[START]

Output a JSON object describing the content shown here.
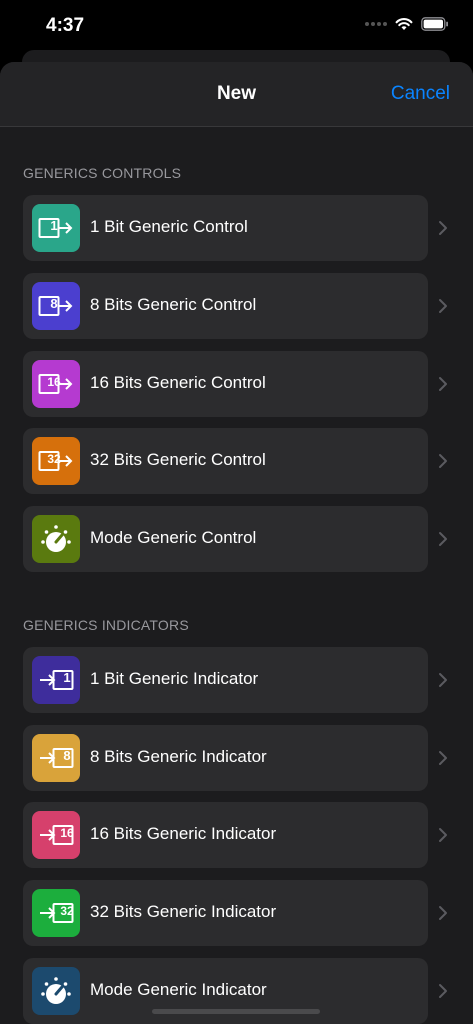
{
  "status": {
    "time": "4:37"
  },
  "nav": {
    "title": "New",
    "cancel": "Cancel"
  },
  "sections": [
    {
      "header": "GENERICS CONTROLS",
      "items": [
        {
          "label": "1 Bit Generic Control",
          "icon": "control-1-icon",
          "badge": "1",
          "color": "#2aa68a"
        },
        {
          "label": "8 Bits Generic Control",
          "icon": "control-8-icon",
          "badge": "8",
          "color": "#4b3fcf"
        },
        {
          "label": "16 Bits Generic Control",
          "icon": "control-16-icon",
          "badge": "16",
          "color": "#b53ad0"
        },
        {
          "label": "32 Bits Generic Control",
          "icon": "control-32-icon",
          "badge": "32",
          "color": "#d6700c"
        },
        {
          "label": "Mode Generic Control",
          "icon": "mode-dial-icon",
          "badge": "",
          "color": "#5a7a0f"
        }
      ]
    },
    {
      "header": "GENERICS INDICATORS",
      "items": [
        {
          "label": "1 Bit Generic Indicator",
          "icon": "indicator-1-icon",
          "badge": "1",
          "color": "#3e2d9c"
        },
        {
          "label": "8 Bits Generic Indicator",
          "icon": "indicator-8-icon",
          "badge": "8",
          "color": "#d9a33a"
        },
        {
          "label": "16 Bits Generic Indicator",
          "icon": "indicator-16-icon",
          "badge": "16",
          "color": "#d6406c"
        },
        {
          "label": "32 Bits Generic Indicator",
          "icon": "indicator-32-icon",
          "badge": "32",
          "color": "#1cae3d"
        },
        {
          "label": "Mode Generic Indicator",
          "icon": "mode-dial-icon",
          "badge": "",
          "color": "#1c4a6e"
        }
      ]
    }
  ]
}
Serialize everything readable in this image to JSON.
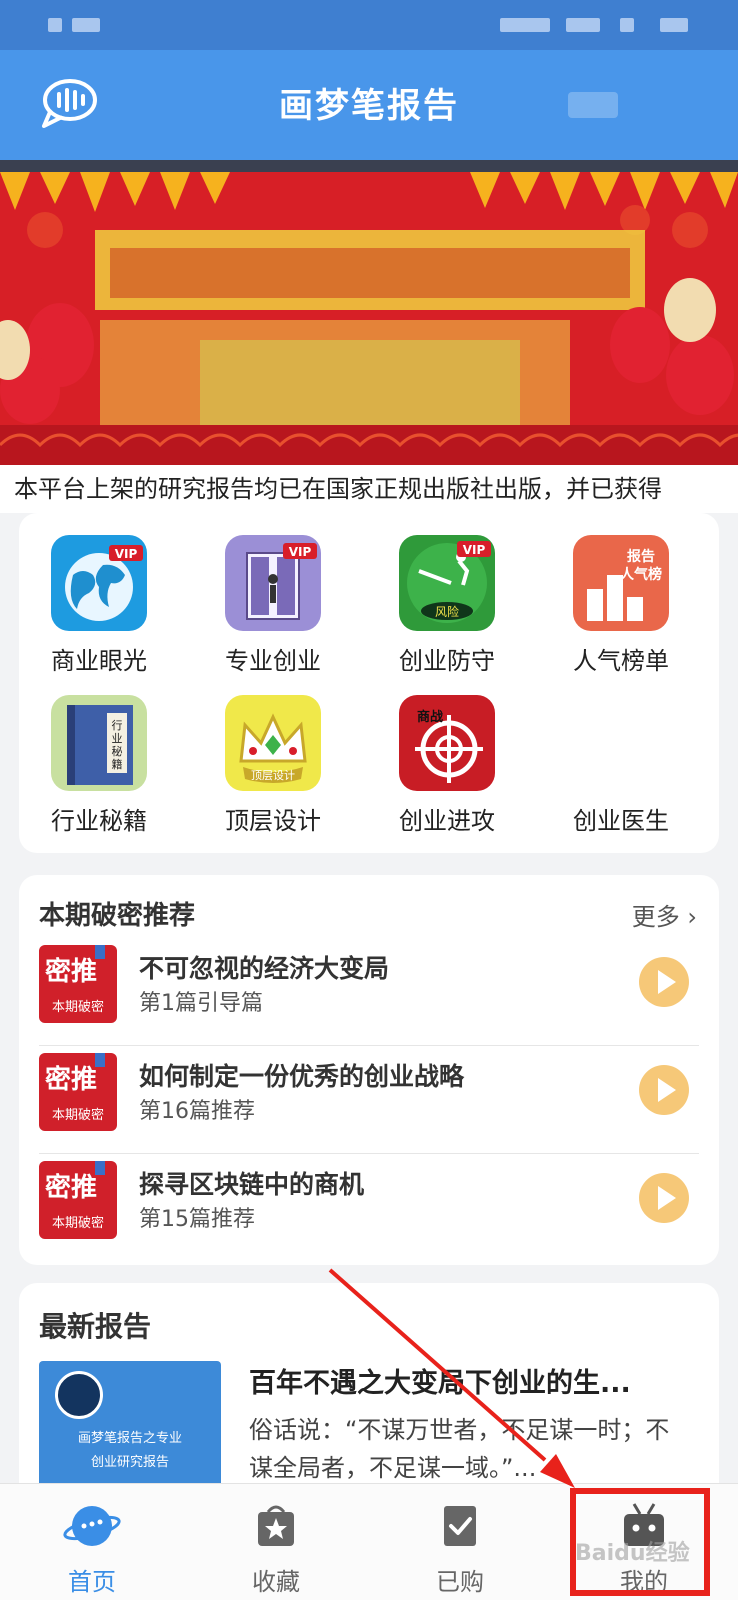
{
  "header": {
    "title": "画梦笔报告",
    "chat_icon": "chat-bubble-icon"
  },
  "banner": {
    "bg_color": "#d71f26"
  },
  "notice": {
    "text": "本平台上架的研究报告均已在国家正规出版社出版，并已获得"
  },
  "grid": {
    "items": [
      {
        "label": "商业眼光",
        "icon": "globe-vip-icon"
      },
      {
        "label": "专业创业",
        "icon": "door-vip-icon"
      },
      {
        "label": "创业防守",
        "icon": "risk-vip-icon"
      },
      {
        "label": "人气榜单",
        "icon": "ranking-icon"
      },
      {
        "label": "行业秘籍",
        "icon": "book-icon"
      },
      {
        "label": "顶层设计",
        "icon": "crown-icon"
      },
      {
        "label": "创业进攻",
        "icon": "target-icon"
      },
      {
        "label": "创业医生",
        "icon": "doctor-icon"
      }
    ]
  },
  "recommend": {
    "title": "本期破密推荐",
    "more": "更多 ›",
    "thumb_big": "密推",
    "thumb_small": "本期破密",
    "items": [
      {
        "title": "不可忽视的经济大变局",
        "sub": "第1篇引导篇"
      },
      {
        "title": "如何制定一份优秀的创业战略",
        "sub": "第16篇推荐"
      },
      {
        "title": "探寻区块链中的商机",
        "sub": "第15篇推荐"
      }
    ]
  },
  "latest": {
    "title": "最新报告",
    "report_title": "百年不遇之大变局下创业的生...",
    "report_desc": "俗话说：“不谋万世者，不足谋一时；不谋全局者，不足谋一域。”...",
    "thumb_caption_1": "画梦笔报告之专业",
    "thumb_caption_2": "创业研究报告"
  },
  "nav": {
    "items": [
      {
        "label": "首页",
        "icon": "planet-icon"
      },
      {
        "label": "收藏",
        "icon": "star-bag-icon"
      },
      {
        "label": "已购",
        "icon": "check-doc-icon"
      },
      {
        "label": "我的",
        "icon": "tv-robot-icon"
      }
    ]
  },
  "colors": {
    "header": "#4996ea",
    "accent": "#3a8ee6",
    "highlight": "#e8221b",
    "play": "#f6c878"
  },
  "watermark": "Baidu经验"
}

[END]

• _WHAT IS REQUIRED_
Count every line above that holds the word "GENERICS", and state the number and nothing more.

• _ANSWER FOR THE TASK_
2